(DATA PROVIDED):
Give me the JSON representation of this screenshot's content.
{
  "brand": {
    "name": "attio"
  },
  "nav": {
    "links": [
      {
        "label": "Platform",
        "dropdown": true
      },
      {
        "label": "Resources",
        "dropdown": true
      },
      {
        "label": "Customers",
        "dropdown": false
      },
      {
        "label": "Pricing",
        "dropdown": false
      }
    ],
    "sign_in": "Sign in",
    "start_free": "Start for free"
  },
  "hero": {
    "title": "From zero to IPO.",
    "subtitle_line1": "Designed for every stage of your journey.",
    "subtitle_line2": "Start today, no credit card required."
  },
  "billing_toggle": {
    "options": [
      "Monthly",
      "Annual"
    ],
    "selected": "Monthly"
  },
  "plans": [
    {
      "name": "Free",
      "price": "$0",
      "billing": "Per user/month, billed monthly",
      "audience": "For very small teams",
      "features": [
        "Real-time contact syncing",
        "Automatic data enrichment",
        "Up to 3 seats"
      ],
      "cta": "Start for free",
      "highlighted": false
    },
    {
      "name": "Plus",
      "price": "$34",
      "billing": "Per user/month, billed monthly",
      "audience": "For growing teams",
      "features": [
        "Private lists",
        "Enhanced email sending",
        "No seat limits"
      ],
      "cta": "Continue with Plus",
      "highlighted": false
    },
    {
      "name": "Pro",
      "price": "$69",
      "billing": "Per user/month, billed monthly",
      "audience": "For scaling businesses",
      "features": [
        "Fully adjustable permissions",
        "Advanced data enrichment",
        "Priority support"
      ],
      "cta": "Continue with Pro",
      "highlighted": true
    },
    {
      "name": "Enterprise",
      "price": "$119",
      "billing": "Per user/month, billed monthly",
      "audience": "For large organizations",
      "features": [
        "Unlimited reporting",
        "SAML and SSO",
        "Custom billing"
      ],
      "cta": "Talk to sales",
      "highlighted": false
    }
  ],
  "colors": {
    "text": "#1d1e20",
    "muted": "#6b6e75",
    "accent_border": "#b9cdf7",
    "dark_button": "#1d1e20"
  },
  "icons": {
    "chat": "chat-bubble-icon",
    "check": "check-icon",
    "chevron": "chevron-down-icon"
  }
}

(GIVEN INSTRUCTION):
All of the data must be returned exactly.

(THE REPLY):
Give me the JSON representation of this screenshot's content.
{
  "brand": {
    "name": "attio"
  },
  "nav": {
    "links": [
      {
        "label": "Platform",
        "dropdown": true
      },
      {
        "label": "Resources",
        "dropdown": true
      },
      {
        "label": "Customers",
        "dropdown": false
      },
      {
        "label": "Pricing",
        "dropdown": false
      }
    ],
    "sign_in": "Sign in",
    "start_free": "Start for free"
  },
  "hero": {
    "title": "From zero to IPO.",
    "subtitle_line1": "Designed for every stage of your journey.",
    "subtitle_line2": "Start today, no credit card required."
  },
  "billing_toggle": {
    "options": [
      "Monthly",
      "Annual"
    ],
    "selected": "Monthly"
  },
  "plans": [
    {
      "name": "Free",
      "price": "$0",
      "billing": "Per user/month, billed monthly",
      "audience": "For very small teams",
      "features": [
        "Real-time contact syncing",
        "Automatic data enrichment",
        "Up to 3 seats"
      ],
      "cta": "Start for free",
      "highlighted": false
    },
    {
      "name": "Plus",
      "price": "$34",
      "billing": "Per user/month, billed monthly",
      "audience": "For growing teams",
      "features": [
        "Private lists",
        "Enhanced email sending",
        "No seat limits"
      ],
      "cta": "Continue with Plus",
      "highlighted": false
    },
    {
      "name": "Pro",
      "price": "$69",
      "billing": "Per user/month, billed monthly",
      "audience": "For scaling businesses",
      "features": [
        "Fully adjustable permissions",
        "Advanced data enrichment",
        "Priority support"
      ],
      "cta": "Continue with Pro",
      "highlighted": true
    },
    {
      "name": "Enterprise",
      "price": "$119",
      "billing": "Per user/month, billed monthly",
      "audience": "For large organizations",
      "features": [
        "Unlimited reporting",
        "SAML and SSO",
        "Custom billing"
      ],
      "cta": "Talk to sales",
      "highlighted": false
    }
  ],
  "colors": {
    "text": "#1d1e20",
    "muted": "#6b6e75",
    "accent_border": "#b9cdf7",
    "dark_button": "#1d1e20"
  },
  "icons": {
    "chat": "chat-bubble-icon",
    "check": "check-icon",
    "chevron": "chevron-down-icon"
  }
}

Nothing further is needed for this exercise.